The problem |
Gather every line that includes the word "offshore", please.
=== Raw data ===
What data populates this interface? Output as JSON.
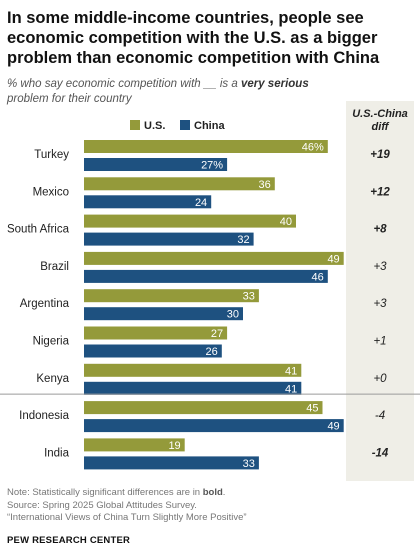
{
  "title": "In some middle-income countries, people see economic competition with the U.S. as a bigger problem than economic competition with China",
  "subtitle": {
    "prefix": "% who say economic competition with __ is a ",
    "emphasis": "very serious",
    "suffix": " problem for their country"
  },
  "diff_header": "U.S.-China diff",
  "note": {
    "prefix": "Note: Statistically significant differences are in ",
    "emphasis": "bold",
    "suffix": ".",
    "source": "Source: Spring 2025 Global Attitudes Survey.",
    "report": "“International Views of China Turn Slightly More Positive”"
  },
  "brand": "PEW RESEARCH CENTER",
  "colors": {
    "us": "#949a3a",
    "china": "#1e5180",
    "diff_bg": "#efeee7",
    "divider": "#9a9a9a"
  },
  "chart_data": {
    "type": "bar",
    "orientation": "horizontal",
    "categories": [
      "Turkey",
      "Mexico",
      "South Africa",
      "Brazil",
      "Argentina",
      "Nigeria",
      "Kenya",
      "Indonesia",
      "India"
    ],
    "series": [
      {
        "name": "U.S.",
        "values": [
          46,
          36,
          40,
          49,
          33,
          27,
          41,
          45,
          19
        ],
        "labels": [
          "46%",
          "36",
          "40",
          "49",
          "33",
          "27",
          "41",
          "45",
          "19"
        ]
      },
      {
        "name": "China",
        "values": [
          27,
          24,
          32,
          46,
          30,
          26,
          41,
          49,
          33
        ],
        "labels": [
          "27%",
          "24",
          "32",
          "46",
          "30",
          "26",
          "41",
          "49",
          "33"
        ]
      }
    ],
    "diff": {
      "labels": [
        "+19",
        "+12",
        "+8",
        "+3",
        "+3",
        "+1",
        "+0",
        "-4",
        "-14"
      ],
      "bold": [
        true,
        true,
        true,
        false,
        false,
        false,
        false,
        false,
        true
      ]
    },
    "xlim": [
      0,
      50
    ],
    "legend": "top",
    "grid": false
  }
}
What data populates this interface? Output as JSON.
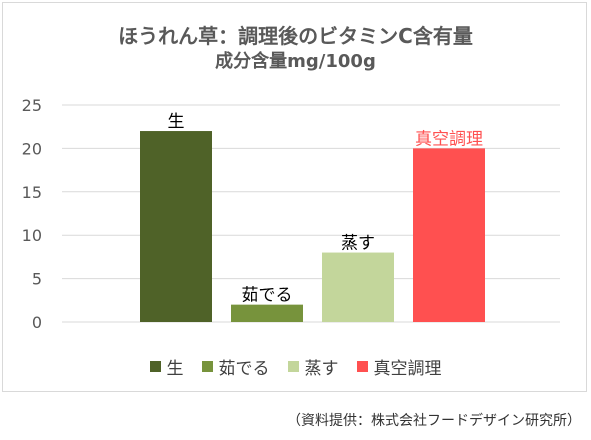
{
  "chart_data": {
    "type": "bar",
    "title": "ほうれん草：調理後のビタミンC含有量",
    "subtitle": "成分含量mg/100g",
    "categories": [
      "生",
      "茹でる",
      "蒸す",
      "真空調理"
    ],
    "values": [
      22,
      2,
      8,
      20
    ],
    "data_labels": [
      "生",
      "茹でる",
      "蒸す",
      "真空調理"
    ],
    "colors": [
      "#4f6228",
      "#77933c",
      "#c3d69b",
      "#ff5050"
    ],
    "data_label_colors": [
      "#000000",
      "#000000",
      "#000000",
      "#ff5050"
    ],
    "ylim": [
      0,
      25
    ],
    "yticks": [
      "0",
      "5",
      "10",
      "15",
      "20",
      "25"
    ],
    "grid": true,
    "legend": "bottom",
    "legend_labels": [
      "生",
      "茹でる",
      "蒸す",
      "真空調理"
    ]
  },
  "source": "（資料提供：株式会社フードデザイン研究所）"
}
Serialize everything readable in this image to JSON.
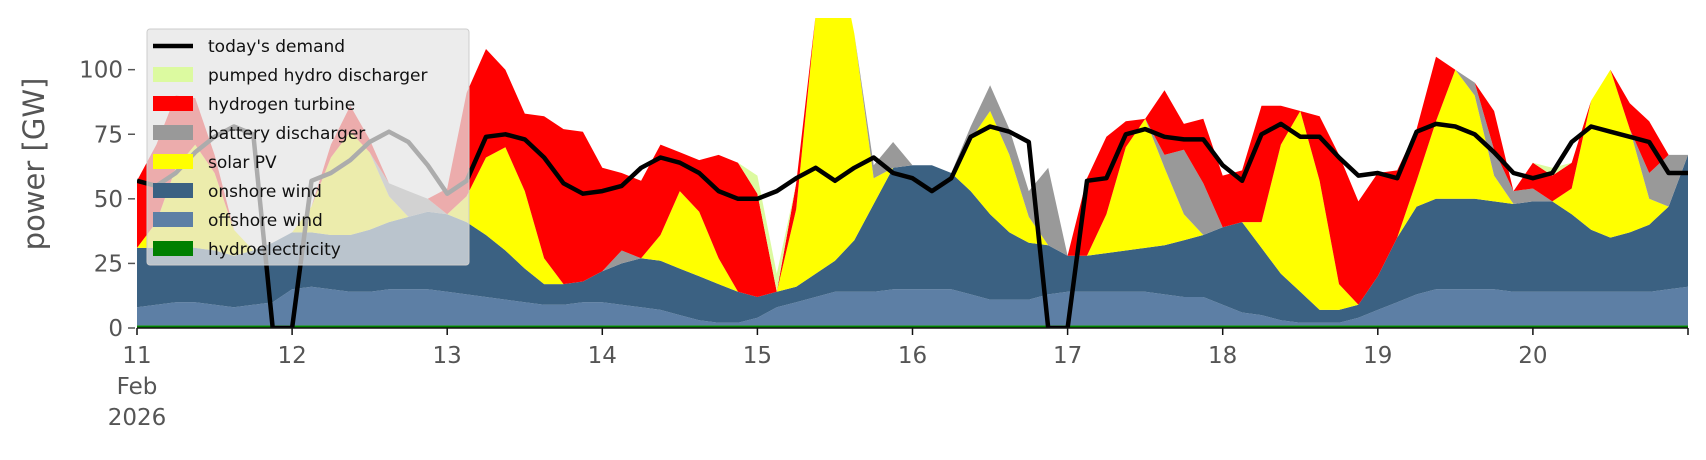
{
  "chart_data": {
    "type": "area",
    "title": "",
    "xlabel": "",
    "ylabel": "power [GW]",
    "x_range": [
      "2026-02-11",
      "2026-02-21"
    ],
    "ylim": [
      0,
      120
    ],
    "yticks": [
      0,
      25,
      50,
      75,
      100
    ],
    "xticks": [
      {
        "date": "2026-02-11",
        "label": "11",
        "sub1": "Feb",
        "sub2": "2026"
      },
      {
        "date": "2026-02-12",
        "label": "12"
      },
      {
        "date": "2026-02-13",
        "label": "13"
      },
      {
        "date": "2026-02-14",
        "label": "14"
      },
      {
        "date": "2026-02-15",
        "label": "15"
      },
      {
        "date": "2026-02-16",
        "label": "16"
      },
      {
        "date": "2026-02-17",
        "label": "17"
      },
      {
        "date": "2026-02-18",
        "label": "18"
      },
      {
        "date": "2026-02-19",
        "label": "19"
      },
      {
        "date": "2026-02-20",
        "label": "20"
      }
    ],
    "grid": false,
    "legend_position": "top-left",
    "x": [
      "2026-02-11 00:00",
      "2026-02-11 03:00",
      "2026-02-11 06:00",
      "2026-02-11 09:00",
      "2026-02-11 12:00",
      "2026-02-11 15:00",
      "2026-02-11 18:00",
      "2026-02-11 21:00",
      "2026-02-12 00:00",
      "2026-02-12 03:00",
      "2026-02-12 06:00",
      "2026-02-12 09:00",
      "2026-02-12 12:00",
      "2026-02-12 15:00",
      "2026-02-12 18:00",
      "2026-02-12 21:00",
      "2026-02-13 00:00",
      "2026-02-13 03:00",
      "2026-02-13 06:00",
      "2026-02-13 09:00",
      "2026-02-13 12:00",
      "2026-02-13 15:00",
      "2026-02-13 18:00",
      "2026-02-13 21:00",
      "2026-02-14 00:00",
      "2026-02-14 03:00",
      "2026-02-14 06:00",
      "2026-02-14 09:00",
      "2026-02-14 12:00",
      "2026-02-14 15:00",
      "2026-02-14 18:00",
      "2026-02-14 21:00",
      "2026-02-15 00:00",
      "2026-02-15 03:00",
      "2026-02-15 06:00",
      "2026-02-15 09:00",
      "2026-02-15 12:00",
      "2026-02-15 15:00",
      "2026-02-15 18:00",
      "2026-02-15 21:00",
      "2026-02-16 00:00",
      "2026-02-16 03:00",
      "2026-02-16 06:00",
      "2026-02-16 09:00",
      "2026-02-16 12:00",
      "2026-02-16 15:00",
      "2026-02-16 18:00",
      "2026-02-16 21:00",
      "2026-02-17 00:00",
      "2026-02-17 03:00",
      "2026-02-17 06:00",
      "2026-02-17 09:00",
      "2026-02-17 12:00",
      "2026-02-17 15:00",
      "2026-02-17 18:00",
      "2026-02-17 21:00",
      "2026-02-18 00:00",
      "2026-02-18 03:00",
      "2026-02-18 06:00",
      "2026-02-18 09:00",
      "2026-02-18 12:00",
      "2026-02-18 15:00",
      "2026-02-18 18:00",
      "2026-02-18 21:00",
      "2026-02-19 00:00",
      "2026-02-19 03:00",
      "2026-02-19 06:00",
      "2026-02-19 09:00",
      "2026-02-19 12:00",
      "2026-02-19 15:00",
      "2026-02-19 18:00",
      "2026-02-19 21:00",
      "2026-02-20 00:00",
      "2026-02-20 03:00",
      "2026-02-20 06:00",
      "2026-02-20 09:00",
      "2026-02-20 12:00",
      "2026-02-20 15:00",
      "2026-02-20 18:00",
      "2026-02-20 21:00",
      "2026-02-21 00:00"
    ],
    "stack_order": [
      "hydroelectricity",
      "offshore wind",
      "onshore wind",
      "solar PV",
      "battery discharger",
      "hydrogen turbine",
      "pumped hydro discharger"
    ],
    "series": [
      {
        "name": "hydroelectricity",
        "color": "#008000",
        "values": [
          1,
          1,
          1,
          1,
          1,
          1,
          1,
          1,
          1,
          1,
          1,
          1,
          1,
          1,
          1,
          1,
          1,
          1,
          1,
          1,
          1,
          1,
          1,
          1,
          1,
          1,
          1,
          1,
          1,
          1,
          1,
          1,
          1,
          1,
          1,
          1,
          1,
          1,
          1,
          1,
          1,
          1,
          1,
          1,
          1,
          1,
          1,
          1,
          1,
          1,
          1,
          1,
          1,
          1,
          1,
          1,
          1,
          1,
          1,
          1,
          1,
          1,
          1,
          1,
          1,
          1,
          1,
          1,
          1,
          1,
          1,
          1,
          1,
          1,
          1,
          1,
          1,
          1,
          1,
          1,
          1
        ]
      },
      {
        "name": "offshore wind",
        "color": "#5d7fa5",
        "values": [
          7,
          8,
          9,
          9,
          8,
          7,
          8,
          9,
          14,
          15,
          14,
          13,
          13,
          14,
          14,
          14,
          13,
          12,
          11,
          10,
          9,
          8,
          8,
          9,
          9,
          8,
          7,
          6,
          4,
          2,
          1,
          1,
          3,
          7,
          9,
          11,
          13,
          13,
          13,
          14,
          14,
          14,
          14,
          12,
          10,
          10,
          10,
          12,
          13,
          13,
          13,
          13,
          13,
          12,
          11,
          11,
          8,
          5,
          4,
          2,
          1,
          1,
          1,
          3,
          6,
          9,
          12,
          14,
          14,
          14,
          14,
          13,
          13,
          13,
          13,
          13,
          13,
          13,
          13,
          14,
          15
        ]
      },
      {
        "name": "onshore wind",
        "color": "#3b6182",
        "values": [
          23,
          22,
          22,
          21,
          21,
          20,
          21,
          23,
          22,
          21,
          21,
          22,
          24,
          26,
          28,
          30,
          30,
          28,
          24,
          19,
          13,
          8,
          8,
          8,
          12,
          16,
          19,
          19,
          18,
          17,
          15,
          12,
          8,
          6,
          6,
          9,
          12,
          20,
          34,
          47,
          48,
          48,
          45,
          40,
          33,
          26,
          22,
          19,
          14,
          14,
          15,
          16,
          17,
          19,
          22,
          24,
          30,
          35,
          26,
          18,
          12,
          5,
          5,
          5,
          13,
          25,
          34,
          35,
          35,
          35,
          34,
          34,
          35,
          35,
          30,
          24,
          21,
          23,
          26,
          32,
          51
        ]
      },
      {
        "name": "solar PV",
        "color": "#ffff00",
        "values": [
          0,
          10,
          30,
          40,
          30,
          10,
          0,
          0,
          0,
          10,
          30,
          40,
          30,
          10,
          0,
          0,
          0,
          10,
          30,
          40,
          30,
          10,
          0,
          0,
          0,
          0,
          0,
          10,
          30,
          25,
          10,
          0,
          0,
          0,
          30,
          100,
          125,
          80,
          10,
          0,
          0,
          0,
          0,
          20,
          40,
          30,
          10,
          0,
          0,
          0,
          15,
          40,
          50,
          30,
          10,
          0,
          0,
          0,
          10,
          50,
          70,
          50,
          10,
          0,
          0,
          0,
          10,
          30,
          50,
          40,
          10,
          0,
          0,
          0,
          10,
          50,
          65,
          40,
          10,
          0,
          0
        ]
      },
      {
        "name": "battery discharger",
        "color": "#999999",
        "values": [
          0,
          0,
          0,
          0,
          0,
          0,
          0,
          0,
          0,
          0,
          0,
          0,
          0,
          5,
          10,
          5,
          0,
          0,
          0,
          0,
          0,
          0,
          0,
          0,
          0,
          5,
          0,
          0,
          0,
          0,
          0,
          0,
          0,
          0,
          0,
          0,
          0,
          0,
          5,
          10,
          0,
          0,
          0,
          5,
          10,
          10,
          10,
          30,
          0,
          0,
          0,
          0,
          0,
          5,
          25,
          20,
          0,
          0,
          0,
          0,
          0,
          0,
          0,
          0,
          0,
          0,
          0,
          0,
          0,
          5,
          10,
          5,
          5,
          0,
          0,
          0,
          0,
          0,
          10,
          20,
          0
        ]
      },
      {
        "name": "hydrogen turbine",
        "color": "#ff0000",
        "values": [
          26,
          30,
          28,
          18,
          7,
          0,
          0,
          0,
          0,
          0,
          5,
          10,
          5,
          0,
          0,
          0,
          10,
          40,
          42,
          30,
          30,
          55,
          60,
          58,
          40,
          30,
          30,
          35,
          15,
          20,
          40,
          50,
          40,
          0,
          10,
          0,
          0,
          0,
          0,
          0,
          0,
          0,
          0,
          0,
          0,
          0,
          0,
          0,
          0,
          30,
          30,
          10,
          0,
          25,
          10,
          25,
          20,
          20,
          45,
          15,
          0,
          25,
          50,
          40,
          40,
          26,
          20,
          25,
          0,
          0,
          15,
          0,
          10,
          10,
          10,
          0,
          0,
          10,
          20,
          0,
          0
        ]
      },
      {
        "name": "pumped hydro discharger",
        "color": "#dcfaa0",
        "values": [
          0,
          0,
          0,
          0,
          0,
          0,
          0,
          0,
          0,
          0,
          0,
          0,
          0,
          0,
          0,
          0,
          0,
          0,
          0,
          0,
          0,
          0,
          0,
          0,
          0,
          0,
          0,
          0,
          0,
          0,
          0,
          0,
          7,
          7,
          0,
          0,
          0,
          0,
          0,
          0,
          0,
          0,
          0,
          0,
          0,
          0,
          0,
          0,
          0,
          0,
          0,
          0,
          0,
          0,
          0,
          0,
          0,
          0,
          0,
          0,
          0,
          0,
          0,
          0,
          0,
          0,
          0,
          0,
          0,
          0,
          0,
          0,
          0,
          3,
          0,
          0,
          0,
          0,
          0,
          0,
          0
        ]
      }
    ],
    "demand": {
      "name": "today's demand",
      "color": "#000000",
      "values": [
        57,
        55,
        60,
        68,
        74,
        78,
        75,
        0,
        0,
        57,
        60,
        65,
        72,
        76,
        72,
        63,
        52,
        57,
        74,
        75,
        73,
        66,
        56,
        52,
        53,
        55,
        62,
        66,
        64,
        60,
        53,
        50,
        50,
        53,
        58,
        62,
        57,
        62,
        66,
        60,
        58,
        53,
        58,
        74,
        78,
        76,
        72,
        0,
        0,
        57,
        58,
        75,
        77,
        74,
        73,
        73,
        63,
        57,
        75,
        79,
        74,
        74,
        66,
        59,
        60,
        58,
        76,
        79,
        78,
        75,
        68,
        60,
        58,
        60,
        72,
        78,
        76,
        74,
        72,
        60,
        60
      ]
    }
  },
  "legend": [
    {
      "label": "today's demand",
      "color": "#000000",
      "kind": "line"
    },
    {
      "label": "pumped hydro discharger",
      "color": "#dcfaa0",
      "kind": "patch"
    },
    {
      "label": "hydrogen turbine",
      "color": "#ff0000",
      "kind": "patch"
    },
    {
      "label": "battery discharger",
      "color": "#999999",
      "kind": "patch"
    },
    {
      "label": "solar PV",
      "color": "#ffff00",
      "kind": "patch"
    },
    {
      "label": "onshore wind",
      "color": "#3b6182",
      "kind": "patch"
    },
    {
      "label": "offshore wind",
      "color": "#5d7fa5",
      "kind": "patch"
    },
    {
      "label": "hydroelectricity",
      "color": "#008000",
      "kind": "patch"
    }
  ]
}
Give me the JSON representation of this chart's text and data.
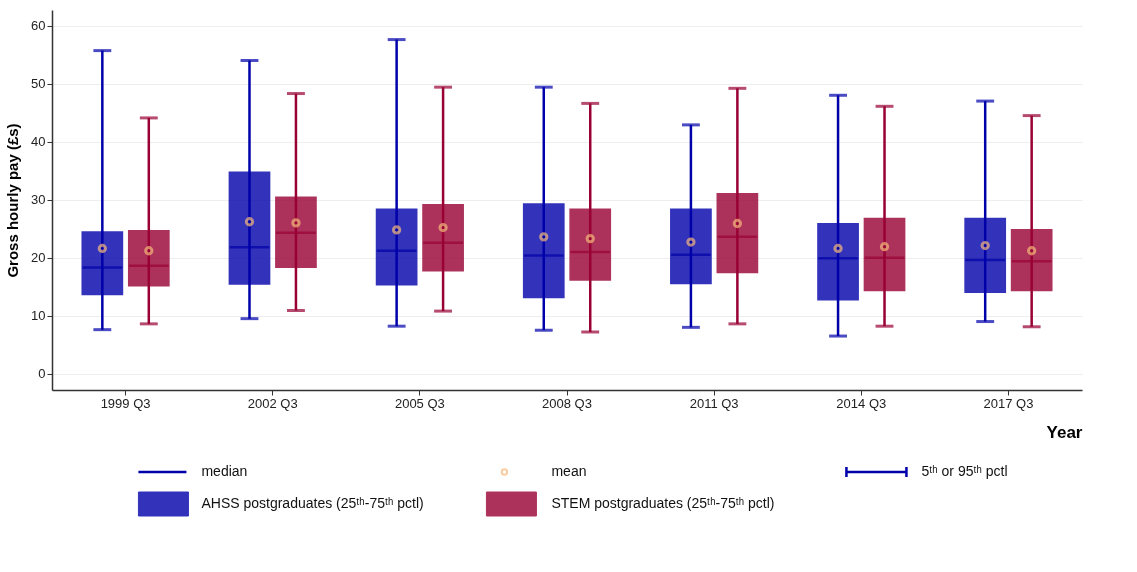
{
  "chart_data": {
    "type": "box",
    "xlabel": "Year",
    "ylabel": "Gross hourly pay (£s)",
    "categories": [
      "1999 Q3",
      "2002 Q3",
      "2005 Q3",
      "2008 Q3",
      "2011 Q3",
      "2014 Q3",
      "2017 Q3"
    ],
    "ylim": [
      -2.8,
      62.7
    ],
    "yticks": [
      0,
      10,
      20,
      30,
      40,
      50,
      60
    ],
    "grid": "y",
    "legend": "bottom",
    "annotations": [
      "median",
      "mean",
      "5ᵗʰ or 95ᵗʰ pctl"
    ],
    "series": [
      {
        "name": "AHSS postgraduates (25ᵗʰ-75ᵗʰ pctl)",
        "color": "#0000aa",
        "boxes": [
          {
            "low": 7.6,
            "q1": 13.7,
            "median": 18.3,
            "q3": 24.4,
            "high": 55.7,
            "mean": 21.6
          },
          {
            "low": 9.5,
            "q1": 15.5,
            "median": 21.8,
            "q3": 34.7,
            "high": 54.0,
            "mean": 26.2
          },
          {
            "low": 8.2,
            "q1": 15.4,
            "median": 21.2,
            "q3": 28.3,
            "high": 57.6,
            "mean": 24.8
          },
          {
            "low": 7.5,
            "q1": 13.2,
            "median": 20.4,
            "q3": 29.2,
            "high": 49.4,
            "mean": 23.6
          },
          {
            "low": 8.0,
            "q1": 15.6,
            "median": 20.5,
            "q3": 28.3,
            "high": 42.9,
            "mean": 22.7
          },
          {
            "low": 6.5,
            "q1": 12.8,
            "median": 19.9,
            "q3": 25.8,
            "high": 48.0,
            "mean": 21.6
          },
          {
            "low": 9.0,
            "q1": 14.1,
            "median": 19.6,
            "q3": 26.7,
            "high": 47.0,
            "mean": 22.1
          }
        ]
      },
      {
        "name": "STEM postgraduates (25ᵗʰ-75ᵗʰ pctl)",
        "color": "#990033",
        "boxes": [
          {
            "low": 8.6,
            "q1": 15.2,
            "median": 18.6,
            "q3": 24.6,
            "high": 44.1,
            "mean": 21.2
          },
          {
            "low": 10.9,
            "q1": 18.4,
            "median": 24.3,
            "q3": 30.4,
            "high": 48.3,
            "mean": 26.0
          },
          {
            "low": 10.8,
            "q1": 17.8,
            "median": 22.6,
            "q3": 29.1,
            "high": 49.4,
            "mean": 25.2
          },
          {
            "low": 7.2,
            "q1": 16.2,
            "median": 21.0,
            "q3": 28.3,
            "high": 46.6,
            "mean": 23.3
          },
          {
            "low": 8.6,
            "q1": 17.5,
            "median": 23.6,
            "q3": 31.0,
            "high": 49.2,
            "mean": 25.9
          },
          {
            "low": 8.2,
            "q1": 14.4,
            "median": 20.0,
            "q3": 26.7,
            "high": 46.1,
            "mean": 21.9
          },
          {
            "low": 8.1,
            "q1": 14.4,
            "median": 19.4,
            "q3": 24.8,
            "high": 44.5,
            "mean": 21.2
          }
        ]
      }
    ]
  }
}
===
Response |
      "offshore wind",
        "name": "offshore wind",
      "label": "offshore wind",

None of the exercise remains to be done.